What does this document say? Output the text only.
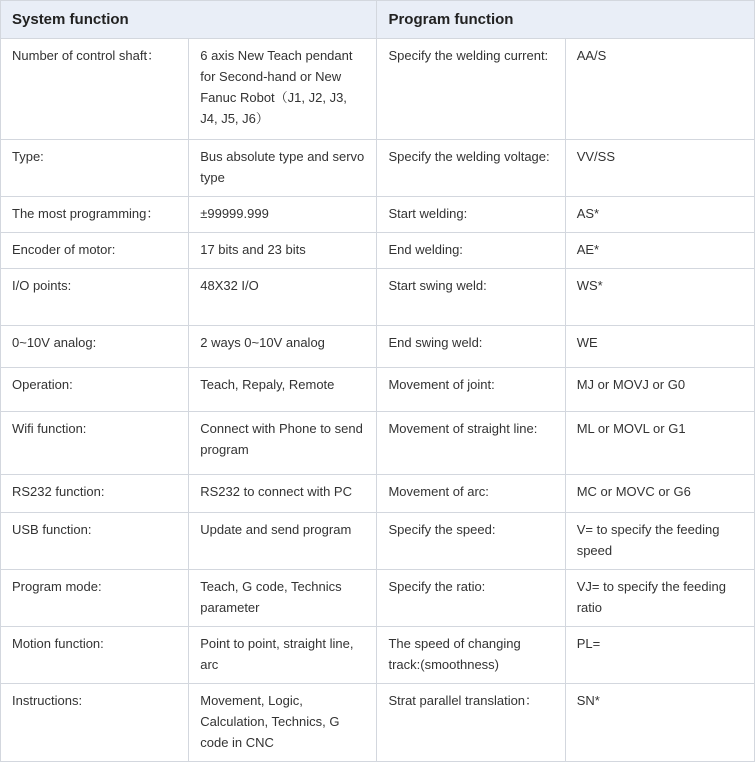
System function		Program function	
Number of control shaft：	6 axis New Teach pendant for Second-hand or New Fanuc Robot（J1, J2, J3, J4, J5, J6）	Specify the welding current:	AA/S
Type:	Bus absolute type and servo type	Specify the welding voltage:	VV/SS
The most programming：	±99999.999	Start welding:	AS*
Encoder of motor:	17 bits and 23 bits	End welding:	AE*
I/O points:	48X32 I/O	Start swing weld:	WS*
0~10V analog:	2 ways 0~10V analog	End swing weld:	WE
Operation:	Teach, Repaly, Remote	Movement of joint:	MJ or MOVJ or G0
Wifi function:	Connect with Phone to send program	Movement of straight line:	ML or MOVL or G1
RS232 function:	RS232 to connect with PC	Movement of arc:	MC or MOVC or G6
USB function:	Update and send program	Specify the speed:	V= to specify the feeding speed
Program mode:	Teach, G code, Technics parameter	Specify the ratio:	VJ= to specify the feeding ratio
Motion function:	Point to point, straight line, arc	The speed of changing track:(smoothness)	PL=
Instructions:	Movement, Logic, Calculation, Technics, G code in CNC	Strat parallel translation：	SN*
■ ■ ■ ■ ■ ■ ■
** Exercise prompt **
Each entry should be repeated exactly as it appears; the pictures stay out.

** Full response **
What does this document say? Output the text only.
System function		Program function	
Number of control shaft：	6 axis New Teach pendant for Second-hand or New Fanuc Robot（J1, J2, J3, J4, J5, J6）	Specify the welding current:	AA/S
Type:	Bus absolute type and servo type	Specify the welding voltage:	VV/SS
The most programming：	±99999.999	Start welding:	AS*
Encoder of motor:	17 bits and 23 bits	End welding:	AE*
I/O points:	48X32 I/O	Start swing weld:	WS*
0~10V analog:	2 ways 0~10V analog	End swing weld:	WE
Operation:	Teach, Repaly, Remote	Movement of joint:	MJ or MOVJ or G0
Wifi function:	Connect with Phone to send program	Movement of straight line:	ML or MOVL or G1
RS232 function:	RS232 to connect with PC	Movement of arc:	MC or MOVC or G6
USB function:	Update and send program	Specify the speed:	V= to specify the feeding speed
Program mode:	Teach, G code, Technics parameter	Specify the ratio:	VJ= to specify the feeding ratio
Motion function:	Point to point, straight line, arc	The speed of changing track:(smoothness)	PL=
Instructions:	Movement, Logic, Calculation, Technics, G code in CNC	Strat parallel translation：	SN*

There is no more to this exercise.